[Your instructions] In the following material, identify every line holding the string "this" and return it.

[Exercise input]

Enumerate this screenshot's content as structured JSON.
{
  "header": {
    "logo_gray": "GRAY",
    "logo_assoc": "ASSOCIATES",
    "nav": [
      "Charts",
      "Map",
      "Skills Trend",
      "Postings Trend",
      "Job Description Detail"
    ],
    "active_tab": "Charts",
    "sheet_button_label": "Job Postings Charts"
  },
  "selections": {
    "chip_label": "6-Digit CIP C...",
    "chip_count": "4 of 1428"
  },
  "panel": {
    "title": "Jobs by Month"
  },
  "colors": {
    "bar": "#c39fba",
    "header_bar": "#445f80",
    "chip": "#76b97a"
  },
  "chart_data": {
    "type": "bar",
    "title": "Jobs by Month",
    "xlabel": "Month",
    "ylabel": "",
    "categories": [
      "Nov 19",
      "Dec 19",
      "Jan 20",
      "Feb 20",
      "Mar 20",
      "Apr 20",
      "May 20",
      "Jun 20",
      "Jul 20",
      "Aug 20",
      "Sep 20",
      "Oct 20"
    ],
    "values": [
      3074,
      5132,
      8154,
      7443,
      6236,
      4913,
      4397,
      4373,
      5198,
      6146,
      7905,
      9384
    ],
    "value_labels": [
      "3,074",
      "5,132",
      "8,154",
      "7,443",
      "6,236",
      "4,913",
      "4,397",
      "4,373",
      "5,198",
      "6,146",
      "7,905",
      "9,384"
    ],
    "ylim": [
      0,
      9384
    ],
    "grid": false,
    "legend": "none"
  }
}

* * *

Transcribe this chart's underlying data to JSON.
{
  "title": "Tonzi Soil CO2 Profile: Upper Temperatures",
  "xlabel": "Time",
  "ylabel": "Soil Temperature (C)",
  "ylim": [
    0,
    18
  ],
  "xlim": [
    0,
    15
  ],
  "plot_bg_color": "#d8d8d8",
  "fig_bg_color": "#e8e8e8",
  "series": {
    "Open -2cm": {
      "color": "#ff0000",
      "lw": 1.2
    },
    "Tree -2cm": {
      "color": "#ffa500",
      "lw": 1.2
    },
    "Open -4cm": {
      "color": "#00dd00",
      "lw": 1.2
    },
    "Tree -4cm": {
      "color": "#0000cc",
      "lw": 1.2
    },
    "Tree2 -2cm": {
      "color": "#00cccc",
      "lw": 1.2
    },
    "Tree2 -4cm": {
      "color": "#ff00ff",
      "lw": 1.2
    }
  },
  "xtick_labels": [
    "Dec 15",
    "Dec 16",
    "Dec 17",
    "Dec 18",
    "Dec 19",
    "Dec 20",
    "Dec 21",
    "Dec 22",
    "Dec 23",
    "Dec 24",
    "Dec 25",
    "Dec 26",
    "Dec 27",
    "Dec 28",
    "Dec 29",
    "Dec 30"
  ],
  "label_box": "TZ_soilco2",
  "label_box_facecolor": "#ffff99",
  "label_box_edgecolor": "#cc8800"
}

[The response]
Enumerate this screenshot's content as structured JSON.
Transcribe this chart's underlying data to JSON.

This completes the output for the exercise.